* [What you will do] Report the number of lines containing "value", with no other words.

--- Material shown ---

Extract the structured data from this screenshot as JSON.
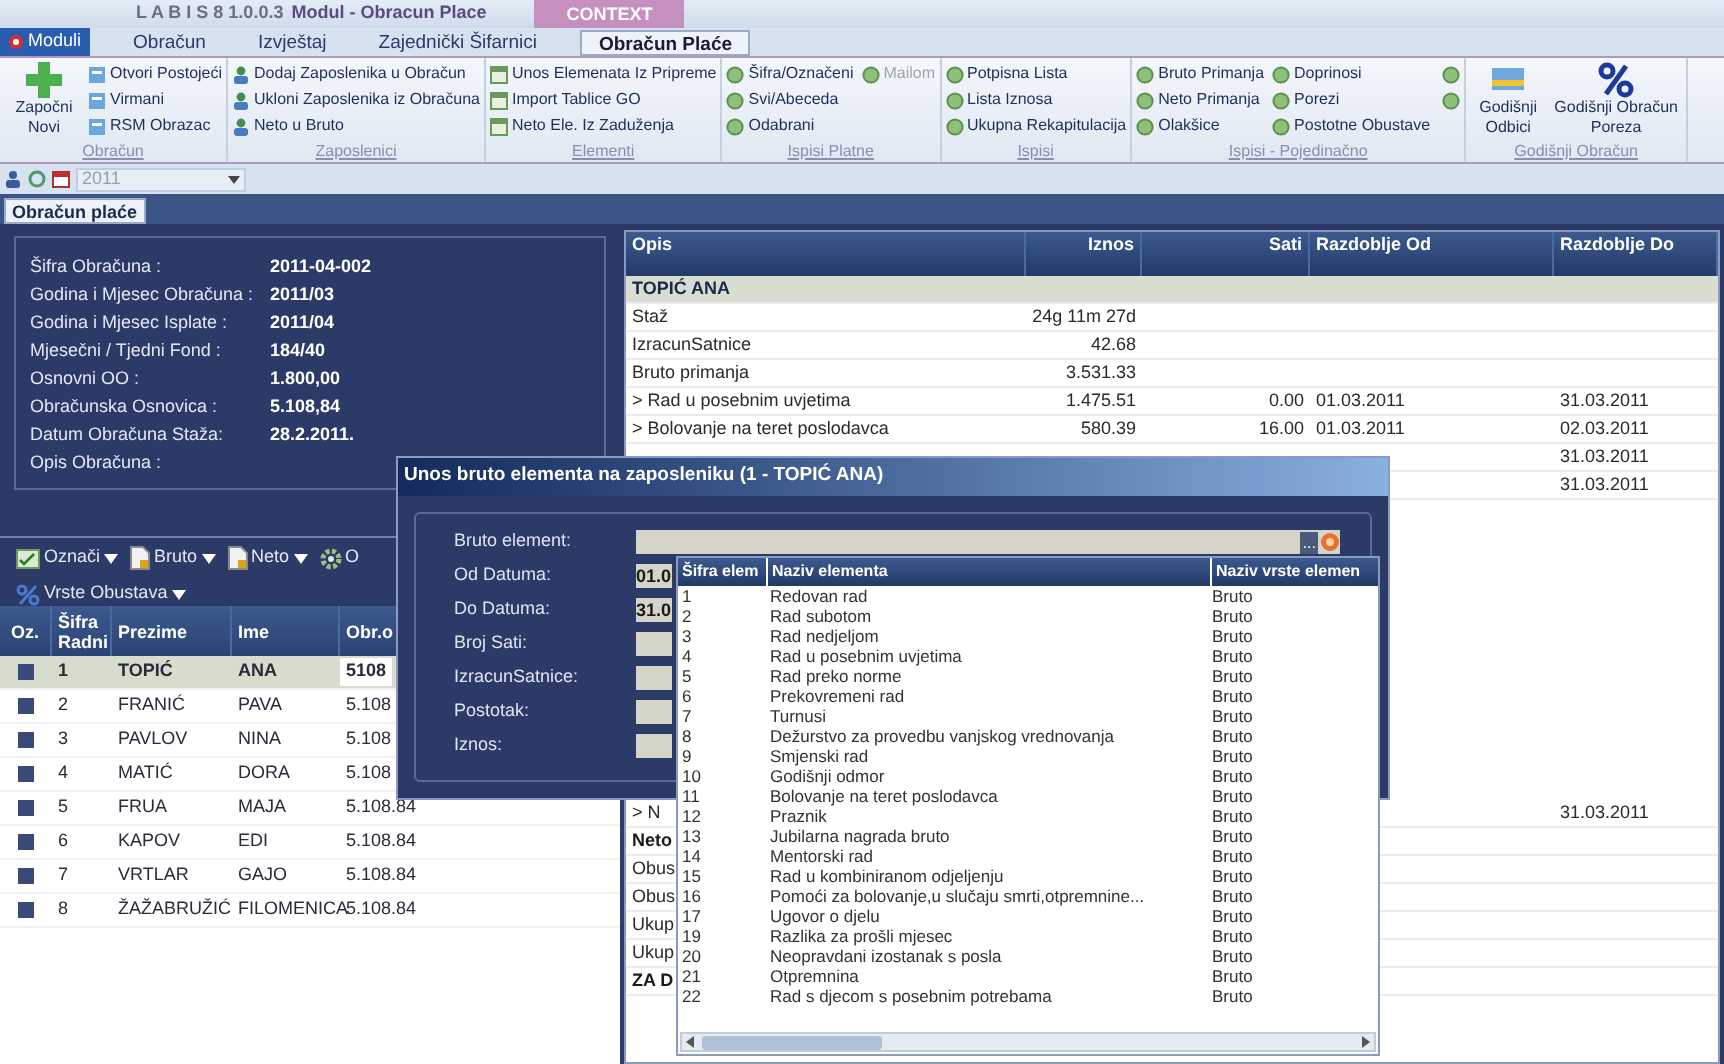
{
  "title_bar": {
    "app": "L A B I S 8 1.0.0.3",
    "module": "Modul - Obracun Place",
    "context": "CONTEXT"
  },
  "app_menu": "Moduli",
  "menu_tabs": [
    {
      "label": "Obračun",
      "selected": false
    },
    {
      "label": "Izvještaj",
      "selected": false
    },
    {
      "label": "Zajednički Šifarnici",
      "selected": false
    },
    {
      "label": "Obračun Plaće",
      "selected": true
    }
  ],
  "ribbon": [
    {
      "label": "Obračun",
      "items": [
        {
          "label": "Započni Novi",
          "kind": "large"
        },
        {
          "label": "Otvori Postojeći",
          "kind": "small"
        },
        {
          "label": "Virmani",
          "kind": "small"
        },
        {
          "label": "RSM Obrazac",
          "kind": "small"
        }
      ]
    },
    {
      "label": "Zaposlenici",
      "items": [
        {
          "label": "Dodaj Zaposlenika u Obračun",
          "kind": "small"
        },
        {
          "label": "Ukloni Zaposlenika iz Obračuna",
          "kind": "small"
        },
        {
          "label": "Neto u Bruto",
          "kind": "small"
        }
      ]
    },
    {
      "label": "Elementi",
      "items": [
        {
          "label": "Unos Elemenata Iz Pripreme",
          "kind": "small"
        },
        {
          "label": "Import Tablice GO",
          "kind": "small"
        },
        {
          "label": "Neto Ele. Iz Zaduženja",
          "kind": "small"
        }
      ]
    },
    {
      "label": "Ispisi Platne",
      "items": [
        {
          "label": "Šifra/Označeni",
          "kind": "small",
          "disabled": false
        },
        {
          "label": "Svi/Abeceda",
          "kind": "small",
          "disabled": false
        },
        {
          "label": "Odabrani",
          "kind": "small",
          "disabled": false
        },
        {
          "label": "Mailom",
          "kind": "small",
          "disabled": true
        }
      ]
    },
    {
      "label": "Ispisi",
      "items": [
        {
          "label": "Potpisna Lista",
          "kind": "small"
        },
        {
          "label": "Lista Iznosa",
          "kind": "small"
        },
        {
          "label": "Ukupna Rekapitulacija",
          "kind": "small"
        }
      ]
    },
    {
      "label": "Ispisi - Pojedinačno",
      "items": [
        {
          "label": "Bruto Primanja",
          "kind": "small"
        },
        {
          "label": "Neto Primanja",
          "kind": "small"
        },
        {
          "label": "Olakšice",
          "kind": "small"
        },
        {
          "label": "Doprinosi",
          "kind": "small"
        },
        {
          "label": "Porezi",
          "kind": "small"
        },
        {
          "label": "Postotne Obustave",
          "kind": "small"
        },
        {
          "kind": "icon"
        },
        {
          "kind": "icon"
        }
      ]
    },
    {
      "label": "Godišnji Obračun",
      "items": [
        {
          "label": "Godišnji Odbici",
          "kind": "large"
        },
        {
          "label": "Godišnji Obračun Poreza",
          "kind": "large"
        }
      ]
    }
  ],
  "quick_toolbar": {
    "year": "2011"
  },
  "document_tabs": [
    {
      "label": "Obračun plaće",
      "selected": true
    }
  ],
  "info": [
    {
      "label": "Šifra Obračuna :",
      "value": "2011-04-002"
    },
    {
      "label": "Godina i Mjesec Obračuna :",
      "value": "2011/03"
    },
    {
      "label": "Godina i Mjesec Isplate :",
      "value": "2011/04"
    },
    {
      "label": "Mjesečni / Tjedni Fond :",
      "value": "184/40"
    },
    {
      "label": "Osnovni OO :",
      "value": "1.800,00"
    },
    {
      "label": "Obračunska Osnovica :",
      "value": "5.108,84"
    },
    {
      "label": "Datum Obračuna Staža:",
      "value": "28.2.2011."
    },
    {
      "label": "Opis Obračuna :"
    }
  ],
  "employee_toolbar": [
    {
      "label": "Označi",
      "menu": true
    },
    {
      "label": "Bruto",
      "menu": true
    },
    {
      "label": "Neto",
      "menu": true
    },
    {
      "label": "O",
      "menu": false
    },
    {
      "label": "Vrste Obustava",
      "menu": true
    }
  ],
  "employees": {
    "columns": [
      "Oz.",
      "Šifra Radni",
      "Prezime",
      "Ime",
      "Obr.o"
    ],
    "rows": [
      {
        "sifra": "1",
        "prezime": "TOPIĆ",
        "ime": "ANA",
        "obracun": "5108",
        "selected": true
      },
      {
        "sifra": "2",
        "prezime": "FRANIĆ",
        "ime": "PAVA",
        "obracun": "5.108",
        "selected": false
      },
      {
        "sifra": "3",
        "prezime": "PAVLOV",
        "ime": "NINA",
        "obracun": "5.108",
        "selected": false
      },
      {
        "sifra": "4",
        "prezime": "MATIĆ",
        "ime": "DORA",
        "obracun": "5.108",
        "selected": false
      },
      {
        "sifra": "5",
        "prezime": "FRUA",
        "ime": "MAJA",
        "obracun": "5.108.84",
        "selected": false
      },
      {
        "sifra": "6",
        "prezime": "KAPOV",
        "ime": "EDI",
        "obracun": "5.108.84",
        "selected": false
      },
      {
        "sifra": "7",
        "prezime": "VRTLAR",
        "ime": "GAJO",
        "obracun": "5.108.84",
        "selected": false
      },
      {
        "sifra": "8",
        "prezime": "ŽAŽABRUŽIĆ",
        "ime": "FILOMENICA",
        "obracun": "5.108.84",
        "selected": false
      }
    ]
  },
  "details": {
    "columns": [
      "Opis",
      "Iznos",
      "Sati",
      "Razdoblje Od",
      "Razdoblje Do"
    ],
    "rows": [
      {
        "kind": "group",
        "opis": "TOPIĆ ANA"
      },
      {
        "kind": "item",
        "opis": "Staž",
        "iznos": "24g 11m 27d"
      },
      {
        "kind": "item",
        "opis": "IzracunSatnice",
        "iznos": "42.68"
      },
      {
        "kind": "item",
        "opis": "Bruto primanja",
        "iznos": "3.531.33"
      },
      {
        "kind": "item",
        "opis": "> Rad u posebnim uvjetima",
        "iznos": "1.475.51",
        "sati": "0.00",
        "od": "01.03.2011",
        "do": "31.03.2011"
      },
      {
        "kind": "item",
        "opis": "> Bolovanje na teret poslodavca",
        "iznos": "580.39",
        "sati": "16.00",
        "od": "01.03.2011",
        "do": "02.03.2011"
      },
      {
        "kind": "item",
        "do": "31.03.2011"
      },
      {
        "kind": "item",
        "do": "31.03.2011"
      }
    ],
    "rows_lower": [
      {
        "kind": "item",
        "opis": "> N",
        "do": "31.03.2011"
      },
      {
        "kind": "total",
        "opis": "Neto"
      },
      {
        "kind": "item",
        "opis": "Obus"
      },
      {
        "kind": "item",
        "opis": "Obus"
      },
      {
        "kind": "item",
        "opis": "Ukup"
      },
      {
        "kind": "item",
        "opis": "Ukup"
      },
      {
        "kind": "total",
        "opis": "ZA D"
      }
    ]
  },
  "dialog": {
    "title": "Unos bruto elementa na zaposleniku (1 - TOPIĆ ANA)",
    "fields": [
      {
        "label": "Bruto element:",
        "kind": "lookup",
        "browse": "..."
      },
      {
        "label": "Od Datuma:",
        "kind": "text",
        "value": "01.0"
      },
      {
        "label": "Do Datuma:",
        "kind": "text",
        "value": "31.0"
      },
      {
        "label": "Broj Sati:",
        "kind": "text"
      },
      {
        "label": "IzracunSatnice:",
        "kind": "text"
      },
      {
        "label": "Postotak:",
        "kind": "text"
      },
      {
        "label": "Iznos:",
        "kind": "text"
      }
    ]
  },
  "lookup_list": {
    "columns": [
      "Šifra elem",
      "Naziv elementa",
      "Naziv vrste elemen"
    ],
    "rows": [
      {
        "code": "1",
        "name": "Redovan rad",
        "type": "Bruto"
      },
      {
        "code": "2",
        "name": "Rad subotom",
        "type": "Bruto"
      },
      {
        "code": "3",
        "name": "Rad nedjeljom",
        "type": "Bruto"
      },
      {
        "code": "4",
        "name": "Rad u posebnim uvjetima",
        "type": "Bruto"
      },
      {
        "code": "5",
        "name": "Rad preko norme",
        "type": "Bruto"
      },
      {
        "code": "6",
        "name": "Prekovremeni rad",
        "type": "Bruto"
      },
      {
        "code": "7",
        "name": "Turnusi",
        "type": "Bruto"
      },
      {
        "code": "8",
        "name": "Dežurstvo za provedbu vanjskog vrednovanja",
        "type": "Bruto"
      },
      {
        "code": "9",
        "name": "Smjenski rad",
        "type": "Bruto"
      },
      {
        "code": "10",
        "name": "Godišnji odmor",
        "type": "Bruto"
      },
      {
        "code": "11",
        "name": "Bolovanje na teret poslodavca",
        "type": "Bruto"
      },
      {
        "code": "12",
        "name": "Praznik",
        "type": "Bruto"
      },
      {
        "code": "13",
        "name": "Jubilarna nagrada bruto",
        "type": "Bruto"
      },
      {
        "code": "14",
        "name": "Mentorski rad",
        "type": "Bruto"
      },
      {
        "code": "15",
        "name": "Rad u kombiniranom odjeljenju",
        "type": "Bruto"
      },
      {
        "code": "16",
        "name": "Pomoći za bolovanje,u slučaju smrti,otpremnine...",
        "type": "Bruto"
      },
      {
        "code": "17",
        "name": "Ugovor o djelu",
        "type": "Bruto"
      },
      {
        "code": "19",
        "name": "Razlika za prošli mjesec",
        "type": "Bruto"
      },
      {
        "code": "20",
        "name": "Neopravdani izostanak s posla",
        "type": "Bruto"
      },
      {
        "code": "21",
        "name": "Otpremnina",
        "type": "Bruto"
      },
      {
        "code": "22",
        "name": "Rad s djecom s posebnim potrebama",
        "type": "Bruto"
      }
    ]
  }
}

---

* [Answer for the task] 9